[Records]
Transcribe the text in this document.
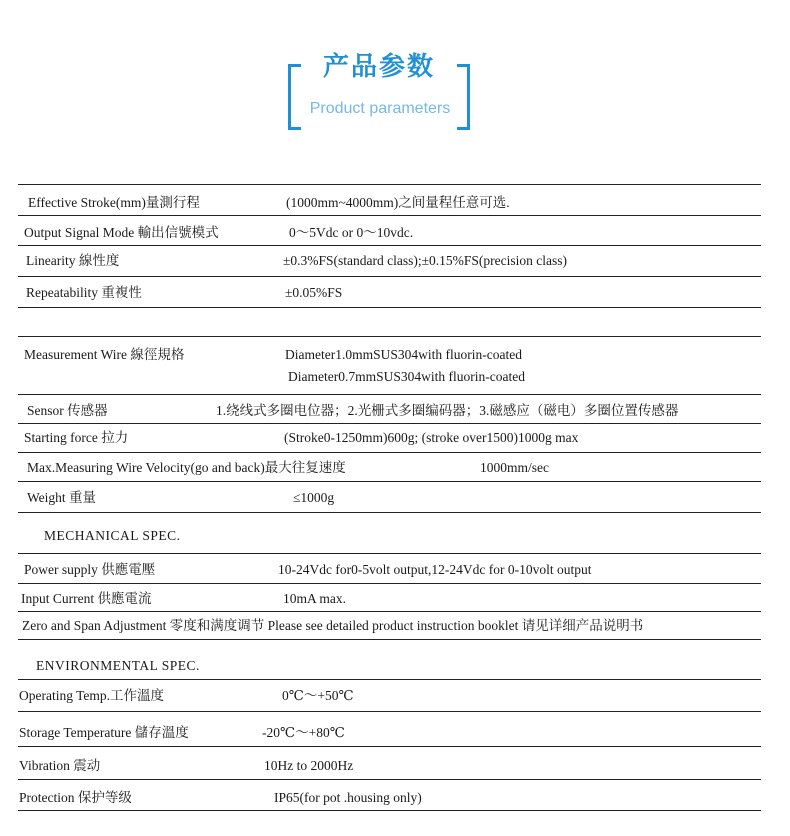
产品参数
Product parameters
Effective Stroke(mm)量測行程	(1000mm~4000mm)之间量程任意可选.
Output Signal Mode 輸出信號模式	0～5Vdc or 0～10vdc.
Linearity 線性度	±0.3%FS(standard class);±0.15%FS(precision class)
Repeatability 重複性	±0.05%FS
Measurement Wire 線徑規格	Diameter1.0mmSUS304with fluorin-coated
Diameter0.7mmSUS304with fluorin-coated
Sensor 传感器	1.绕线式多圈电位器；2.光栅式多圈编码器；3.磁感应（磁电）多圈位置传感器
Starting force 拉力	(Stroke0-1250mm)600g; (stroke over1500)1000g max
Max.Measuring Wire Velocity(go and back)最大往复速度	1000mm/sec
Weight 重量	≤1000g
MECHANICAL SPEC.
Power supply 供應電壓	10-24Vdc for0-5volt output,12-24Vdc for 0-10volt output
Input Current 供應電流	10mA max.
Zero and Span Adjustment 零度和满度调节 Please see detailed product instruction booklet 请见详细产品说明书
ENVIRONMENTAL SPEC.
Operating Temp.工作溫度	0℃～+50℃
Storage Temperature 儲存溫度	-20℃～+80℃
Vibration 震动	10Hz to 2000Hz
Protection 保护等级	IP65(for pot .housing only)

- [PROMPT] Pictures are excluded; output everything else in the data verbatim.

- [ANSWER IN FULL]
Transcribe the text in this document.
产品参数
Product parameters
Effective Stroke(mm)量測行程	(1000mm~4000mm)之间量程任意可选.
Output Signal Mode 輸出信號模式	0～5Vdc or 0～10vdc.
Linearity 線性度	±0.3%FS(standard class);±0.15%FS(precision class)
Repeatability 重複性	±0.05%FS
Measurement Wire 線徑規格	Diameter1.0mmSUS304with fluorin-coated
Diameter0.7mmSUS304with fluorin-coated
Sensor 传感器	1.绕线式多圈电位器；2.光栅式多圈编码器；3.磁感应（磁电）多圈位置传感器
Starting force 拉力	(Stroke0-1250mm)600g; (stroke over1500)1000g max
Max.Measuring Wire Velocity(go and back)最大往复速度	1000mm/sec
Weight 重量	≤1000g
MECHANICAL SPEC.
Power supply 供應電壓	10-24Vdc for0-5volt output,12-24Vdc for 0-10volt output
Input Current 供應電流	10mA max.
Zero and Span Adjustment 零度和满度调节 Please see detailed product instruction booklet 请见详细产品说明书
ENVIRONMENTAL SPEC.
Operating Temp.工作溫度	0℃～+50℃
Storage Temperature 儲存溫度	-20℃～+80℃
Vibration 震动	10Hz to 2000Hz
Protection 保护等级	IP65(for pot .housing only)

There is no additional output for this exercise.